> [What is being asked] The records below should be written out again, exactly.

※

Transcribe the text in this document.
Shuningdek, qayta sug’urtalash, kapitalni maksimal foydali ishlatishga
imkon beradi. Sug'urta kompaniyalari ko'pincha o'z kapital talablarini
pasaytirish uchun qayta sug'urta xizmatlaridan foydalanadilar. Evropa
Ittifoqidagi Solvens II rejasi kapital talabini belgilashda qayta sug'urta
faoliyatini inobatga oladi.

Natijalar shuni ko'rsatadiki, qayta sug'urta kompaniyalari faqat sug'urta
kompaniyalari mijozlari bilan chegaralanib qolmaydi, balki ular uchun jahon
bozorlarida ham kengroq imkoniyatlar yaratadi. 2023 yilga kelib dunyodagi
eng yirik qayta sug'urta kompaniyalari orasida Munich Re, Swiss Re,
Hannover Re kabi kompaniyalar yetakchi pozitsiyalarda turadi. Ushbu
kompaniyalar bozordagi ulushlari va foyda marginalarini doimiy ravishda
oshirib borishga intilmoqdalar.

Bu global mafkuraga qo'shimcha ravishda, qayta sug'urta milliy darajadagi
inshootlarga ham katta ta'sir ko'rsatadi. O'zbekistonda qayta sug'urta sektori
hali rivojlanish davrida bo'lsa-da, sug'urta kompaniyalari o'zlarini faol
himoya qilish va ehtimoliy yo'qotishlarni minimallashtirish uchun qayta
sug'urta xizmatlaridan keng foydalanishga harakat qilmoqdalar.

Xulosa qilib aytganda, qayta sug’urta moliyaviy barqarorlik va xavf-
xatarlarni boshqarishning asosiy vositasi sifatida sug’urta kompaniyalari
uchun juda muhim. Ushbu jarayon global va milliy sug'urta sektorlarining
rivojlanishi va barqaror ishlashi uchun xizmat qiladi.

※

> [Exercise response]
Transcribe the text in this document.
Shuningdek, qayta sug’urtalash, kapitalni maksimal foydali ishlatishga
imkon beradi. Sug'urta kompaniyalari ko'pincha o'z kapital talablarini
pasaytirish uchun qayta sug'urta xizmatlaridan foydalanadilar. Evropa
Ittifoqidagi Solvens II rejasi kapital talabini belgilashda qayta sug'urta
faoliyatini inobatga oladi.

Natijalar shuni ko'rsatadiki, qayta sug'urta kompaniyalari faqat sug'urta
kompaniyalari mijozlari bilan chegaralanib qolmaydi, balki ular uchun jahon
bozorlarida ham kengroq imkoniyatlar yaratadi. 2023 yilga kelib dunyodagi
eng yirik qayta sug'urta kompaniyalari orasida Munich Re, Swiss Re,
Hannover Re kabi kompaniyalar yetakchi pozitsiyalarda turadi. Ushbu
kompaniyalar bozordagi ulushlari va foyda marginalarini doimiy ravishda
oshirib borishga intilmoqdalar.

Bu global mafkuraga qo'shimcha ravishda, qayta sug'urta milliy darajadagi
inshootlarga ham katta ta'sir ko'rsatadi. O'zbekistonda qayta sug'urta sektori
hali rivojlanish davrida bo'lsa-da, sug'urta kompaniyalari o'zlarini faol
himoya qilish va ehtimoliy yo'qotishlarni minimallashtirish uchun qayta
sug'urta xizmatlaridan keng foydalanishga harakat qilmoqdalar.

Xulosa qilib aytganda, qayta sug’urta moliyaviy barqarorlik va xavf-
xatarlarni boshqarishning asosiy vositasi sifatida sug’urta kompaniyalari
uchun juda muhim. Ushbu jarayon global va milliy sug'urta sektorlarining
rivojlanishi va barqaror ishlashi uchun xizmat qiladi.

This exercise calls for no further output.